> Short exercise
Copy every record below exactly as written, but leave out the pictures.

---------- Records supplied

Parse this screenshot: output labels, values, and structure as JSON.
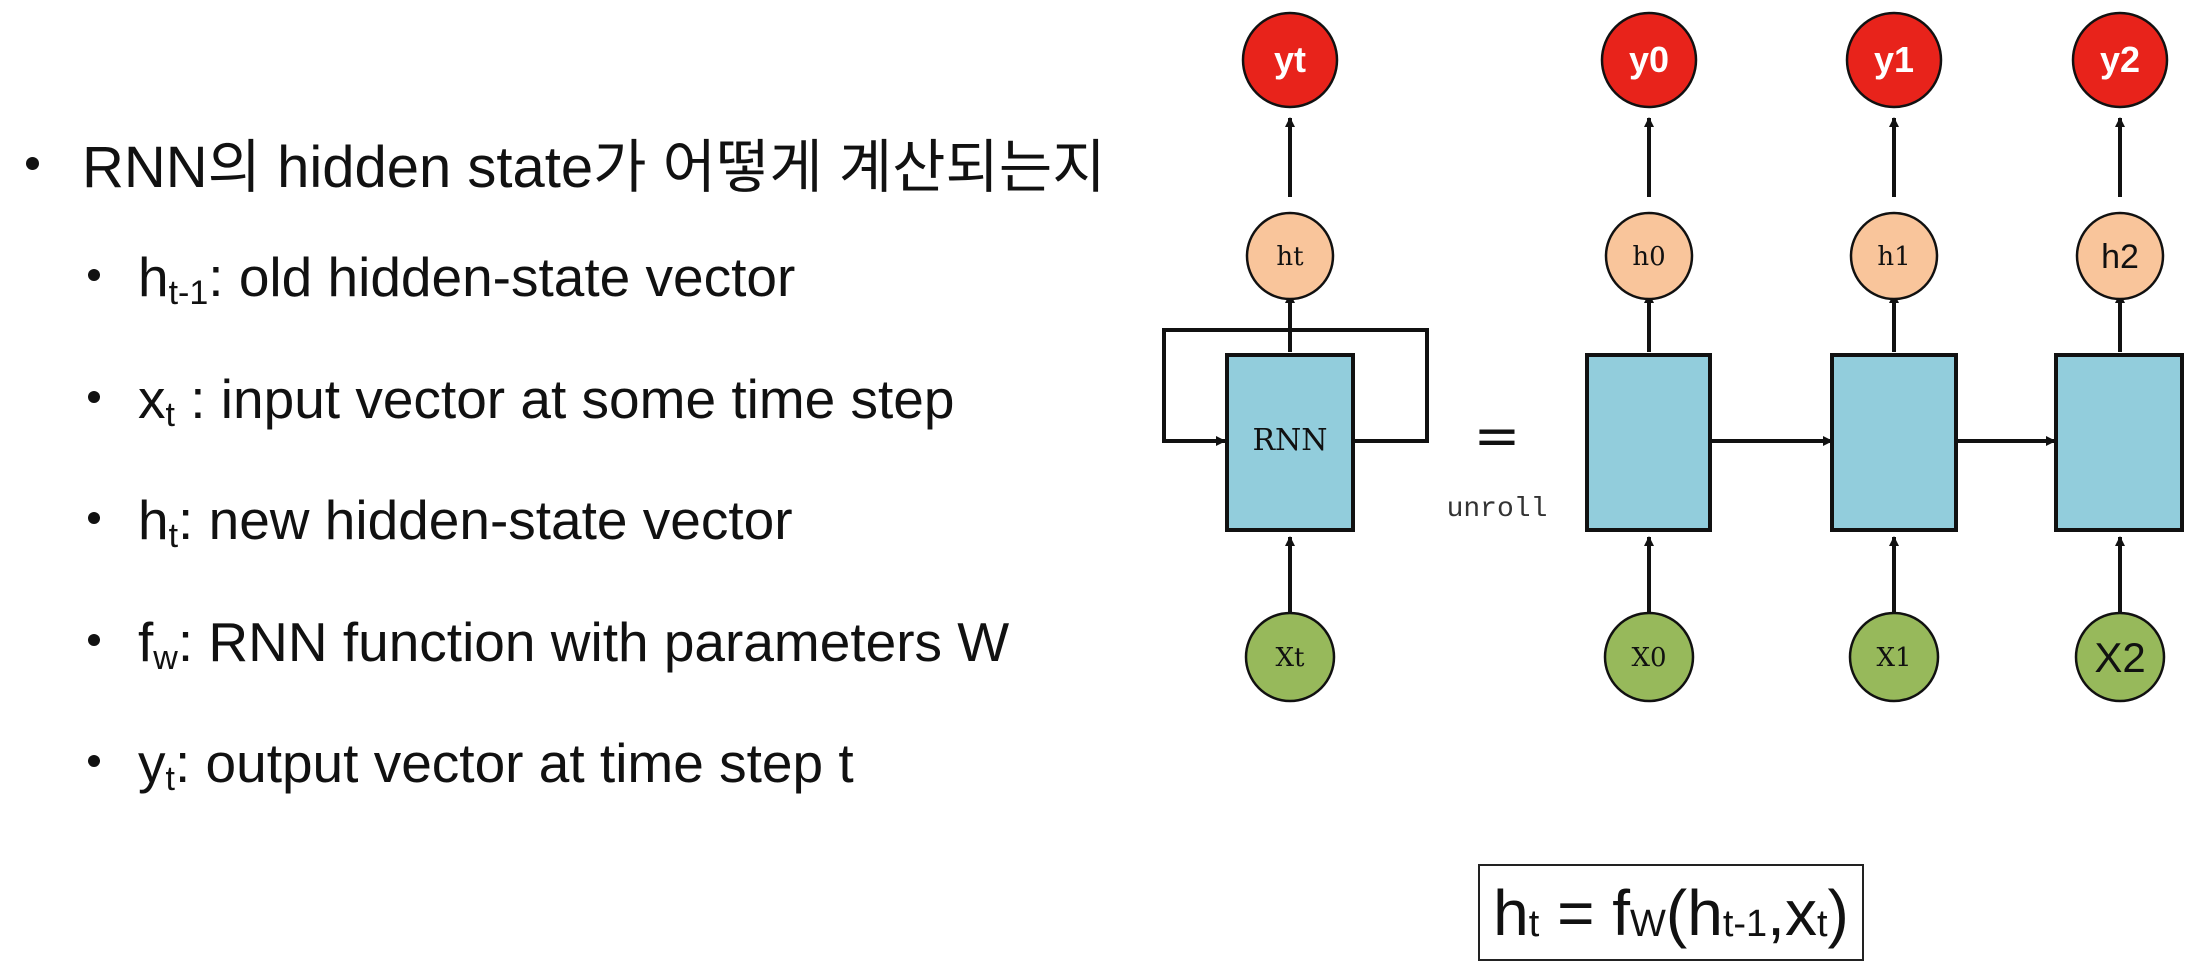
{
  "bullets": {
    "main": "RNN의 hidden state가 어떻게 계산되는지",
    "items": [
      {
        "sym": "h",
        "sub": "t-1",
        "text": ": old hidden-state vector"
      },
      {
        "sym": "x",
        "sub": "t",
        "text": " : input vector at some time step"
      },
      {
        "sym": "h",
        "sub": "t",
        "text": ": new hidden-state vector"
      },
      {
        "sym": "f",
        "sub": "w",
        "text": ": RNN function with parameters W"
      },
      {
        "sym": "y",
        "sub": "t",
        "text": ": output vector at time step t"
      }
    ]
  },
  "diagram": {
    "rolled": {
      "cell": "RNN",
      "hidden": "ht",
      "input": "Xt",
      "output": "yt"
    },
    "equals": "=",
    "unroll_label": "unroll",
    "steps": [
      {
        "hidden": "h0",
        "input": "X0",
        "output": "y0"
      },
      {
        "hidden": "h1",
        "input": "X1",
        "output": "y1"
      },
      {
        "hidden": "h2",
        "input": "X2",
        "output": "y2"
      }
    ],
    "colors": {
      "output": "#e8231b",
      "hidden": "#f9c59b",
      "input": "#97b95b",
      "cell": "#92cddc",
      "stroke": "#111111"
    }
  },
  "formula": {
    "lhs": "h",
    "lhs_sub": "t",
    "eq": " = ",
    "f": "f",
    "f_sub": "W",
    "open": "(",
    "a": "h",
    "a_sub": "t-1",
    "comma": ",",
    "b": "x",
    "b_sub": "t",
    "close": ")"
  }
}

--------------------

> Solution to this task
Parse this screenshot: output labels, values, and structure as JSON.
{
  "bullets": {
    "main": "RNN의 hidden state가 어떻게 계산되는지",
    "items": [
      {
        "sym": "h",
        "sub": "t-1",
        "text": ": old hidden-state vector"
      },
      {
        "sym": "x",
        "sub": "t",
        "text": " : input vector at some time step"
      },
      {
        "sym": "h",
        "sub": "t",
        "text": ": new hidden-state vector"
      },
      {
        "sym": "f",
        "sub": "w",
        "text": ": RNN function with parameters W"
      },
      {
        "sym": "y",
        "sub": "t",
        "text": ": output vector at time step t"
      }
    ]
  },
  "diagram": {
    "rolled": {
      "cell": "RNN",
      "hidden": "ht",
      "input": "Xt",
      "output": "yt"
    },
    "equals": "=",
    "unroll_label": "unroll",
    "steps": [
      {
        "hidden": "h0",
        "input": "X0",
        "output": "y0"
      },
      {
        "hidden": "h1",
        "input": "X1",
        "output": "y1"
      },
      {
        "hidden": "h2",
        "input": "X2",
        "output": "y2"
      }
    ],
    "colors": {
      "output": "#e8231b",
      "hidden": "#f9c59b",
      "input": "#97b95b",
      "cell": "#92cddc",
      "stroke": "#111111"
    }
  },
  "formula": {
    "lhs": "h",
    "lhs_sub": "t",
    "eq": " = ",
    "f": "f",
    "f_sub": "W",
    "open": "(",
    "a": "h",
    "a_sub": "t-1",
    "comma": ",",
    "b": "x",
    "b_sub": "t",
    "close": ")"
  }
}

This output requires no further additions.